## What you need to do
Locate each line in the records containing "value". Copy it.

## Listed records
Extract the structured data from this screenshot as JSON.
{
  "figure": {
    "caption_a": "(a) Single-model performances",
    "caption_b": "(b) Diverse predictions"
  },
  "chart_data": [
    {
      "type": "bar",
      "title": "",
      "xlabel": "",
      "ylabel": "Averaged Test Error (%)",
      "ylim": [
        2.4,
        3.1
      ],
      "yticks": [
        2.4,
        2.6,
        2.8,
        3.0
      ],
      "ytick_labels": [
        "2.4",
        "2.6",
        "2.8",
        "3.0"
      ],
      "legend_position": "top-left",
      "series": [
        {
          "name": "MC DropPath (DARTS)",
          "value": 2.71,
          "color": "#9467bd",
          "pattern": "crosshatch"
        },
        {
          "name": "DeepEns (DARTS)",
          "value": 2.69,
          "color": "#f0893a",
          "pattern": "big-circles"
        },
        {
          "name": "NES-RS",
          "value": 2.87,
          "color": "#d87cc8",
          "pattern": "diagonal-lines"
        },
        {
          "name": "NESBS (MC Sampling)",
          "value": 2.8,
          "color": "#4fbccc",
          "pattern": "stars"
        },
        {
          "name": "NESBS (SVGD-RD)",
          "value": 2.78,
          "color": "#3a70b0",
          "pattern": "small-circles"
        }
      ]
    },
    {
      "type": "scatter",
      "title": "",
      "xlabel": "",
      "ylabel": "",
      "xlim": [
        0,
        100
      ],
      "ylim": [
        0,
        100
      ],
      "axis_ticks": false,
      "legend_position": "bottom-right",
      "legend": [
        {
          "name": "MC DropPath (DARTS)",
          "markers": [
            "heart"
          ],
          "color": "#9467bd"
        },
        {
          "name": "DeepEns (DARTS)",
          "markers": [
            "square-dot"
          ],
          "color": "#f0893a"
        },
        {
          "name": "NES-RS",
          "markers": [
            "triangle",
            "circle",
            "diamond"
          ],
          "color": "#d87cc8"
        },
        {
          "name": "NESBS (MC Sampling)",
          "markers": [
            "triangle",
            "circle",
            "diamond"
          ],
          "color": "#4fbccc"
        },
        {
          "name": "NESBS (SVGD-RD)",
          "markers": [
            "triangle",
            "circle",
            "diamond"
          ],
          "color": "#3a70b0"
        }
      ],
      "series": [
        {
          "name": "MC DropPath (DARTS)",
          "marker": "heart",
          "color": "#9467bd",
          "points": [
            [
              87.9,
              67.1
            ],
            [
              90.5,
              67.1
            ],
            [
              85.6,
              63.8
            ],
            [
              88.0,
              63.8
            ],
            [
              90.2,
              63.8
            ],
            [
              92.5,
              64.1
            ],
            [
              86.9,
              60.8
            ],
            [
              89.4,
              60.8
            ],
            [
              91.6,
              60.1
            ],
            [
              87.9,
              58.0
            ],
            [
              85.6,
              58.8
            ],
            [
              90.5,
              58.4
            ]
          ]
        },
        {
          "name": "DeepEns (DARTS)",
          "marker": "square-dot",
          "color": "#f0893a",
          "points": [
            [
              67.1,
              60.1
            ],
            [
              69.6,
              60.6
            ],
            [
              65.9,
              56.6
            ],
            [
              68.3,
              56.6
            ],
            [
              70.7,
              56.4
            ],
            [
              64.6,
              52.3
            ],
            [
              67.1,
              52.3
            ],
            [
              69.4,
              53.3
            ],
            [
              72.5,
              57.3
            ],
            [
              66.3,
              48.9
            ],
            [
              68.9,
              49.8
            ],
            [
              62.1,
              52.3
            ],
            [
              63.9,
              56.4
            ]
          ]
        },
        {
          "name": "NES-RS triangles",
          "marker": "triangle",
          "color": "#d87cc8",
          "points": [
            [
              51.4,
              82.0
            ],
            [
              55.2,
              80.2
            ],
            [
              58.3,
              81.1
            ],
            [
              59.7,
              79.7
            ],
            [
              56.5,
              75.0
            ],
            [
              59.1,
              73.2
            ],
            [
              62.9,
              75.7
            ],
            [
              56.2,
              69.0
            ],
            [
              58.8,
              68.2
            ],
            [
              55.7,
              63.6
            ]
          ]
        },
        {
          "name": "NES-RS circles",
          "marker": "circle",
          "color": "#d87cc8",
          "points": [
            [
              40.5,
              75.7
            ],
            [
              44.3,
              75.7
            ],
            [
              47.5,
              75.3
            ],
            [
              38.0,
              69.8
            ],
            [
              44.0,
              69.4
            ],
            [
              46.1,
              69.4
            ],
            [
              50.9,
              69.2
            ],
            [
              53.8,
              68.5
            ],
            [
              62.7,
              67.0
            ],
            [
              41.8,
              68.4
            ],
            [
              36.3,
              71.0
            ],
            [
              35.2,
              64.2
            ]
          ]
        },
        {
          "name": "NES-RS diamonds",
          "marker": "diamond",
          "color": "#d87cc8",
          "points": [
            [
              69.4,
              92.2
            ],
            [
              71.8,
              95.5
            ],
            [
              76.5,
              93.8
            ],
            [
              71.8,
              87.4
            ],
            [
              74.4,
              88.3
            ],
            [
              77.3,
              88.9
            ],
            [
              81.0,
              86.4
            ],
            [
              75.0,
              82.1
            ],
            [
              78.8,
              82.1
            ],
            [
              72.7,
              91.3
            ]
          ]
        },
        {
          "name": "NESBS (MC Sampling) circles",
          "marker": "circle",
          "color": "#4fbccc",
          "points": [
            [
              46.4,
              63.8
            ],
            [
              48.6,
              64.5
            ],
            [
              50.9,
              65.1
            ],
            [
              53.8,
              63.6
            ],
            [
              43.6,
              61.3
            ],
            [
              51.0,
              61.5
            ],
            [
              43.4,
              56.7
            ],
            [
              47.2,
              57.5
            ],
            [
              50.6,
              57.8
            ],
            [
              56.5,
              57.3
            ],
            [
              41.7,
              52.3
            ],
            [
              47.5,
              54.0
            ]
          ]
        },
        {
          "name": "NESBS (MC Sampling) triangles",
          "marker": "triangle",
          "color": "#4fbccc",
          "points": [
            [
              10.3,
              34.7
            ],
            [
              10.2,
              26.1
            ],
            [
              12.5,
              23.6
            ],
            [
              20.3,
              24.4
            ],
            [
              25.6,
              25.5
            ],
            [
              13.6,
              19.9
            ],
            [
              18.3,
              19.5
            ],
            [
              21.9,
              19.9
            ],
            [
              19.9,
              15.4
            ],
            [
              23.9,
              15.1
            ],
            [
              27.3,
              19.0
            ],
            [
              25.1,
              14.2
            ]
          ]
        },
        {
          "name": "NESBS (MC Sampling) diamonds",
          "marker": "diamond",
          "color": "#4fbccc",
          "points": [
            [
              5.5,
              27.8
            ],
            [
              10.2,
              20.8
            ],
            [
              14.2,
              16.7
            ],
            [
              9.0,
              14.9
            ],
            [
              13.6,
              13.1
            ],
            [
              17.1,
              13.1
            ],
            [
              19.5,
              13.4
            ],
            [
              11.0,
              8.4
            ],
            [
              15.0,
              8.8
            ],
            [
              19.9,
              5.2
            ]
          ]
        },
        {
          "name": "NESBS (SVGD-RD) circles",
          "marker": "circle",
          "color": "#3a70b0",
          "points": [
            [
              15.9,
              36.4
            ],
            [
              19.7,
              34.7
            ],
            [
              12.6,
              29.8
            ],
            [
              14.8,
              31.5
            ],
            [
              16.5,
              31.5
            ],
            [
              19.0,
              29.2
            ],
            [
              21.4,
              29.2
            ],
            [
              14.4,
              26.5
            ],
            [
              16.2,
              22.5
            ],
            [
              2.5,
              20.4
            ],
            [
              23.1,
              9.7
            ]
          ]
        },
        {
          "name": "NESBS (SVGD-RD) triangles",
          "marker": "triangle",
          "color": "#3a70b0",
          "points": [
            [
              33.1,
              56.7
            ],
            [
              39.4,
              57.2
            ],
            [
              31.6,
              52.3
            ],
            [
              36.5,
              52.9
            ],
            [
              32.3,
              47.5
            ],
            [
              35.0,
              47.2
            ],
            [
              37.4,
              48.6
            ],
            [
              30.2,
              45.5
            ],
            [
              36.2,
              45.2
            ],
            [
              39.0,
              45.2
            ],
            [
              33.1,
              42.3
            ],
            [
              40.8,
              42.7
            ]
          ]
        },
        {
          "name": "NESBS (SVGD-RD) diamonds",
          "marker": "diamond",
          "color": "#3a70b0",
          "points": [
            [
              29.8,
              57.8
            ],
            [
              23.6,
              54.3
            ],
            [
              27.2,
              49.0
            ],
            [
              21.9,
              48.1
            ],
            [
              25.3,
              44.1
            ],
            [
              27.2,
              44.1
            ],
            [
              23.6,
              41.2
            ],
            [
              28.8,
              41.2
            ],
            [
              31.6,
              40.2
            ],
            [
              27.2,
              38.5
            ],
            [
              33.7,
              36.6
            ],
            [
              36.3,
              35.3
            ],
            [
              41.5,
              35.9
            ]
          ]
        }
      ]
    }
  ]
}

## Complete output
          "value": 2.71,
          "value": 2.69,
          "value": 2.87,
          "value": 2.8,
          "value": 2.78,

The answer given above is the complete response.